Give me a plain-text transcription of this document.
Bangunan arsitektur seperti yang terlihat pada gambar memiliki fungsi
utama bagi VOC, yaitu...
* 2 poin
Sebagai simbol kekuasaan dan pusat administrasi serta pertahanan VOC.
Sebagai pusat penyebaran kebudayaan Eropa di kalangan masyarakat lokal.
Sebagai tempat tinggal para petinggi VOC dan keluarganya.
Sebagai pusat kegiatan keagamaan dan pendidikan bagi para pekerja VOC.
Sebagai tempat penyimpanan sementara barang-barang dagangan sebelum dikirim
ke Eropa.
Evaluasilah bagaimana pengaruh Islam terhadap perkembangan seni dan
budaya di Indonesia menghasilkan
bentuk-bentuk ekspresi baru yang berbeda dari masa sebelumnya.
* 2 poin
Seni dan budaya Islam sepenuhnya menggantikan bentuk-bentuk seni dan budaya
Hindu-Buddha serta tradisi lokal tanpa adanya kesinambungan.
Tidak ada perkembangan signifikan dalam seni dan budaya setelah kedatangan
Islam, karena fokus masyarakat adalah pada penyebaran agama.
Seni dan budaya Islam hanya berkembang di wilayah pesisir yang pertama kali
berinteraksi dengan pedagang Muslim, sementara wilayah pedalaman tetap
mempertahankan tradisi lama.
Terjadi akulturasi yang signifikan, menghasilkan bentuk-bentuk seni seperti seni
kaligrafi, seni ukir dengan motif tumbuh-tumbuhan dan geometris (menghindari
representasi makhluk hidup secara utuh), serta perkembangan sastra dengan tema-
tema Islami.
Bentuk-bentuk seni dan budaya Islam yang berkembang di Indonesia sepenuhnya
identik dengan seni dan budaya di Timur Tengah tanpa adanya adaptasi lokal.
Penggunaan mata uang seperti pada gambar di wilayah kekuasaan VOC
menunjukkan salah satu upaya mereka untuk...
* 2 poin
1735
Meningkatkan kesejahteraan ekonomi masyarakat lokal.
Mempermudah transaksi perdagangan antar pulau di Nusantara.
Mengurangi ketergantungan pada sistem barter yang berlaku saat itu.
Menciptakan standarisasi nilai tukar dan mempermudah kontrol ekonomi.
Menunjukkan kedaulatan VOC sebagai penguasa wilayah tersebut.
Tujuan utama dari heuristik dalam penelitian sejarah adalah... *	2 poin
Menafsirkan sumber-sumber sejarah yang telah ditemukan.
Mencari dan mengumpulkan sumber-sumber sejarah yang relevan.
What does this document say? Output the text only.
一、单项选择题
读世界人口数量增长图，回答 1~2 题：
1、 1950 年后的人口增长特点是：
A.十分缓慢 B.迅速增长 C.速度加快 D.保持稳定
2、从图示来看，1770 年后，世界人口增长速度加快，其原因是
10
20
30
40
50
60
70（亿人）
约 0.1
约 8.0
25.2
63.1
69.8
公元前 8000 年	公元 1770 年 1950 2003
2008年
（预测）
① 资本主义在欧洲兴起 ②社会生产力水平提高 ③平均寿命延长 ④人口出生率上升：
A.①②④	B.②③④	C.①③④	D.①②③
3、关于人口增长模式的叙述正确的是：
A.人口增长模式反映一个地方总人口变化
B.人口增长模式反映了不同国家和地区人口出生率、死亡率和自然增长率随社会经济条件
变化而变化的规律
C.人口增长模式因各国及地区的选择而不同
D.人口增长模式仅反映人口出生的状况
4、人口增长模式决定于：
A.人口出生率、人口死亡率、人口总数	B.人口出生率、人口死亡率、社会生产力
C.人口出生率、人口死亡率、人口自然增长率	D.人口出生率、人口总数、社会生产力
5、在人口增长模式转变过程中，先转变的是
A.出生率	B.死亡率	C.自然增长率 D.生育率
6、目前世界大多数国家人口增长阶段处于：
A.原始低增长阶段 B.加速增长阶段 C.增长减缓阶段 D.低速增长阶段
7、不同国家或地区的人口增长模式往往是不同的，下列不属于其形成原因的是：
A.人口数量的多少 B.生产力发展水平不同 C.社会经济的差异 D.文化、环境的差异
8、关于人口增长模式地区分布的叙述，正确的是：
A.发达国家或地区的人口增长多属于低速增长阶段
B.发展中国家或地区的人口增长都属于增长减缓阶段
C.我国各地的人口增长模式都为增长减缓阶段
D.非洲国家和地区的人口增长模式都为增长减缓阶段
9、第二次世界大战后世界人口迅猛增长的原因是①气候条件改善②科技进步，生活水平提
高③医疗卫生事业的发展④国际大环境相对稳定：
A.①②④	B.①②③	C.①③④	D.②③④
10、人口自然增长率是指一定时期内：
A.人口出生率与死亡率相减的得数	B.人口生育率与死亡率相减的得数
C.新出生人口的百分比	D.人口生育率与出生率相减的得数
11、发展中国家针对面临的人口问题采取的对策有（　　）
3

§ §

Goal
Word for word, quote the lines from the line containing "What does this" through the end of the material, both included, and nothing else.

Response to this exercise
What does this document say? Output the text only.
一、单项选择题
读世界人口数量增长图，回答 1~2 题：
1、 1950 年后的人口增长特点是：
A.十分缓慢 B.迅速增长 C.速度加快 D.保持稳定
2、从图示来看，1770 年后，世界人口增长速度加快，其原因是
10
20
30
40
50
60
70（亿人）
约 0.1
约 8.0
25.2
63.1
69.8
公元前 8000 年	公元 1770 年 1950 2003
2008年
（预测）
① 资本主义在欧洲兴起 ②社会生产力水平提高 ③平均寿命延长 ④人口出生率上升：
A.①②④	B.②③④	C.①③④	D.①②③
3、关于人口增长模式的叙述正确的是：
A.人口增长模式反映一个地方总人口变化
B.人口增长模式反映了不同国家和地区人口出生率、死亡率和自然增长率随社会经济条件
变化而变化的规律
C.人口增长模式因各国及地区的选择而不同
D.人口增长模式仅反映人口出生的状况
4、人口增长模式决定于：
A.人口出生率、人口死亡率、人口总数	B.人口出生率、人口死亡率、社会生产力
C.人口出生率、人口死亡率、人口自然增长率	D.人口出生率、人口总数、社会生产力
5、在人口增长模式转变过程中，先转变的是
A.出生率	B.死亡率	C.自然增长率 D.生育率
6、目前世界大多数国家人口增长阶段处于：
A.原始低增长阶段 B.加速增长阶段 C.增长减缓阶段 D.低速增长阶段
7、不同国家或地区的人口增长模式往往是不同的，下列不属于其形成原因的是：
A.人口数量的多少 B.生产力发展水平不同 C.社会经济的差异 D.文化、环境的差异
8、关于人口增长模式地区分布的叙述，正确的是：
A.发达国家或地区的人口增长多属于低速增长阶段
B.发展中国家或地区的人口增长都属于增长减缓阶段
C.我国各地的人口增长模式都为增长减缓阶段
D.非洲国家和地区的人口增长模式都为增长减缓阶段
9、第二次世界大战后世界人口迅猛增长的原因是①气候条件改善②科技进步，生活水平提
高③医疗卫生事业的发展④国际大环境相对稳定：
A.①②④	B.①②③	C.①③④	D.②③④
10、人口自然增长率是指一定时期内：
A.人口出生率与死亡率相减的得数	B.人口生育率与死亡率相减的得数
C.新出生人口的百分比	D.人口生育率与出生率相减的得数
11、发展中国家针对面临的人口问题采取的对策有（　　）
3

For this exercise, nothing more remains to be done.